◆ **Set exercise**:
Starting at the first line of the records and ending at the line containing "scroll-to-bar-button[interactable] [1347, 749, 1360, 764]", write those lines out again with "Out Of Office" switched to "Busy", leaving everything else unchanged.

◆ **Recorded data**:
* Start *
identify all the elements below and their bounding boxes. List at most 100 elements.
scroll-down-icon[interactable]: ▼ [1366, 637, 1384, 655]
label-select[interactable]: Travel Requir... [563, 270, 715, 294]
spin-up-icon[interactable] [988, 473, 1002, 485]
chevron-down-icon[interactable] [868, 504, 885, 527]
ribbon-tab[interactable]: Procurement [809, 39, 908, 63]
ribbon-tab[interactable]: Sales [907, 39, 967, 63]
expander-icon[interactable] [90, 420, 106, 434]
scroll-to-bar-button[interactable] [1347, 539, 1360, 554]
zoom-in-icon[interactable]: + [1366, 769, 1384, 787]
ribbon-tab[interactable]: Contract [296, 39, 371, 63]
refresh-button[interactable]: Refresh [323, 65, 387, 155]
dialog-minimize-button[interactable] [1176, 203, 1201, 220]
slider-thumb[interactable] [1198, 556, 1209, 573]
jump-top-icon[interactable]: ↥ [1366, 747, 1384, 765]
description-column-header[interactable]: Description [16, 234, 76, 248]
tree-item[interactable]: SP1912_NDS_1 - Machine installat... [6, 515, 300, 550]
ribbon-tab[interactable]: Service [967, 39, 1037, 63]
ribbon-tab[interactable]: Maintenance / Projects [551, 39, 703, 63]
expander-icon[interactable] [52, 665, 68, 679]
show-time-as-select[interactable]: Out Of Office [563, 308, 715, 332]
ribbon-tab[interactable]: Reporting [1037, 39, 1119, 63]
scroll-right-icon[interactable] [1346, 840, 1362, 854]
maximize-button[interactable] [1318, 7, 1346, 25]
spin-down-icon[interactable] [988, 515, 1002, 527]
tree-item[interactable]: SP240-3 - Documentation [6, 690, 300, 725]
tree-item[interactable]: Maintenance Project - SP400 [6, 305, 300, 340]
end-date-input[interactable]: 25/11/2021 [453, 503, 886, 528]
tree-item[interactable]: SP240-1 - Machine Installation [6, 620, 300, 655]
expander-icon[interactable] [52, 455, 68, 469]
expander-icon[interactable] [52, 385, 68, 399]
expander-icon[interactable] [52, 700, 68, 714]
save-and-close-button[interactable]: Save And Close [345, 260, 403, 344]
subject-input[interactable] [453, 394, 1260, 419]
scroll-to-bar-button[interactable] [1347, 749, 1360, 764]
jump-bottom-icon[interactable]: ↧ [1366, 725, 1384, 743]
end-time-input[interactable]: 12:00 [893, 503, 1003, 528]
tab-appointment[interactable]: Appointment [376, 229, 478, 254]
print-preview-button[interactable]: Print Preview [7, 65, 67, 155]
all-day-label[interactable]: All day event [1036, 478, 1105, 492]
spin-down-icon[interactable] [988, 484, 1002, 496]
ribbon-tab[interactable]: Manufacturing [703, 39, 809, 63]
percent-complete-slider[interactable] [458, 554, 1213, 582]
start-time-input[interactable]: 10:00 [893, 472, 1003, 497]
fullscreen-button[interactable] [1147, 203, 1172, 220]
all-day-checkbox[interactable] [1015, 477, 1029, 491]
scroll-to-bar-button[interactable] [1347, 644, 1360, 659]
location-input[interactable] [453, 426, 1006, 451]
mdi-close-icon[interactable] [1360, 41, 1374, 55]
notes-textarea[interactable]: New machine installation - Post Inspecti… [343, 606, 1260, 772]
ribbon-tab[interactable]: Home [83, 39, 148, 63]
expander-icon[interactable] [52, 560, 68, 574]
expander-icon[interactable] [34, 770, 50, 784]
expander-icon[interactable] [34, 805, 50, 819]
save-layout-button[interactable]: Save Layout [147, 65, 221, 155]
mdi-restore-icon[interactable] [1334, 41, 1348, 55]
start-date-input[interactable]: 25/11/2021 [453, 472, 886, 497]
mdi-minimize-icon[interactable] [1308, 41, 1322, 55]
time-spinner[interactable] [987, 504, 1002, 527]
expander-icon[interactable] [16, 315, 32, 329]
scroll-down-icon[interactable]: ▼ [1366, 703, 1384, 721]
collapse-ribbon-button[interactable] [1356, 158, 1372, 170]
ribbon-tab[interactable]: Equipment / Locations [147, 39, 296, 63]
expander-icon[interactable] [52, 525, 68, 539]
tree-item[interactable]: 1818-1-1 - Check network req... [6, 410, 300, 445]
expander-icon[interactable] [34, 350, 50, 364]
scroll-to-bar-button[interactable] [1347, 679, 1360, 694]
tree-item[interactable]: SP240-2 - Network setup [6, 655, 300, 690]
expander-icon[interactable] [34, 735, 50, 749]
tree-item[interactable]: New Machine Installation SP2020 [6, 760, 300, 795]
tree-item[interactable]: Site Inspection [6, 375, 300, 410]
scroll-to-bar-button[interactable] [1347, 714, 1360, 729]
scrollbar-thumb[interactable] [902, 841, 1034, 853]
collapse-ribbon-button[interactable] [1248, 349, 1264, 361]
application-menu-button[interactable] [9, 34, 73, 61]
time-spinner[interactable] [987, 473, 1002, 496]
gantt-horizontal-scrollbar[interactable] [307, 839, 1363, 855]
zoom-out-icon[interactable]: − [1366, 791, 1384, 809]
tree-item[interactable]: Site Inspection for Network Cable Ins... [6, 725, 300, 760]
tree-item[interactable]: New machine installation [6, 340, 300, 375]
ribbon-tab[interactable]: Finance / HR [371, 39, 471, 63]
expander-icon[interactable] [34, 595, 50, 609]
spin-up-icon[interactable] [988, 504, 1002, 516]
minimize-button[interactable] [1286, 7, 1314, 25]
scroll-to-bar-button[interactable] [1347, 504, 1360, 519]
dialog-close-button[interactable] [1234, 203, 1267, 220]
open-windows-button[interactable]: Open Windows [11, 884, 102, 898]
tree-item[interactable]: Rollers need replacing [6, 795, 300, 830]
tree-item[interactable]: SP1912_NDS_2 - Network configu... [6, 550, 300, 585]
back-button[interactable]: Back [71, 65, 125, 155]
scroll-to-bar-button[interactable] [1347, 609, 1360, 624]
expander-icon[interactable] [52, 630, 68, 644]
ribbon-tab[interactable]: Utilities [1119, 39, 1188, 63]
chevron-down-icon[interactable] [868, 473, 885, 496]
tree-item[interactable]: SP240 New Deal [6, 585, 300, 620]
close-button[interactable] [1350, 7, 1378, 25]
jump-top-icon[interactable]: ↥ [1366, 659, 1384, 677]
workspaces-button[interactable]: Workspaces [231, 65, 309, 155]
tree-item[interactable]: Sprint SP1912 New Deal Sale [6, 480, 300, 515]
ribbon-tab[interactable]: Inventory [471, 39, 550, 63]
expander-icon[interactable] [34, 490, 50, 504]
* End *
◆ **Answer below**:
identify all the elements below and their bounding boxes. List at most 100 elements.
scroll-down-icon[interactable]: ▼ [1366, 637, 1384, 655]
label-select[interactable]: Travel Requir... [563, 270, 715, 294]
spin-up-icon[interactable] [988, 473, 1002, 485]
chevron-down-icon[interactable] [868, 504, 885, 527]
ribbon-tab[interactable]: Procurement [809, 39, 908, 63]
ribbon-tab[interactable]: Sales [907, 39, 967, 63]
expander-icon[interactable] [90, 420, 106, 434]
scroll-to-bar-button[interactable] [1347, 539, 1360, 554]
zoom-in-icon[interactable]: + [1366, 769, 1384, 787]
ribbon-tab[interactable]: Contract [296, 39, 371, 63]
refresh-button[interactable]: Refresh [323, 65, 387, 155]
dialog-minimize-button[interactable] [1176, 203, 1201, 220]
slider-thumb[interactable] [1198, 556, 1209, 573]
jump-top-icon[interactable]: ↥ [1366, 747, 1384, 765]
description-column-header[interactable]: Description [16, 234, 76, 248]
tree-item[interactable]: SP1912_NDS_1 - Machine installat... [6, 515, 300, 550]
ribbon-tab[interactable]: Service [967, 39, 1037, 63]
ribbon-tab[interactable]: Maintenance / Projects [551, 39, 703, 63]
expander-icon[interactable] [52, 665, 68, 679]
show-time-as-select[interactable]: Busy [563, 308, 715, 332]
ribbon-tab[interactable]: Reporting [1037, 39, 1119, 63]
scroll-right-icon[interactable] [1346, 840, 1362, 854]
maximize-button[interactable] [1318, 7, 1346, 25]
spin-down-icon[interactable] [988, 515, 1002, 527]
tree-item[interactable]: SP240-3 - Documentation [6, 690, 300, 725]
tree-item[interactable]: Maintenance Project - SP400 [6, 305, 300, 340]
end-date-input[interactable]: 25/11/2021 [453, 503, 886, 528]
tree-item[interactable]: SP240-1 - Machine Installation [6, 620, 300, 655]
expander-icon[interactable] [52, 455, 68, 469]
expander-icon[interactable] [52, 385, 68, 399]
expander-icon[interactable] [52, 700, 68, 714]
save-and-close-button[interactable]: Save And Close [345, 260, 403, 344]
subject-input[interactable] [453, 394, 1260, 419]
scroll-to-bar-button[interactable] [1347, 749, 1360, 764]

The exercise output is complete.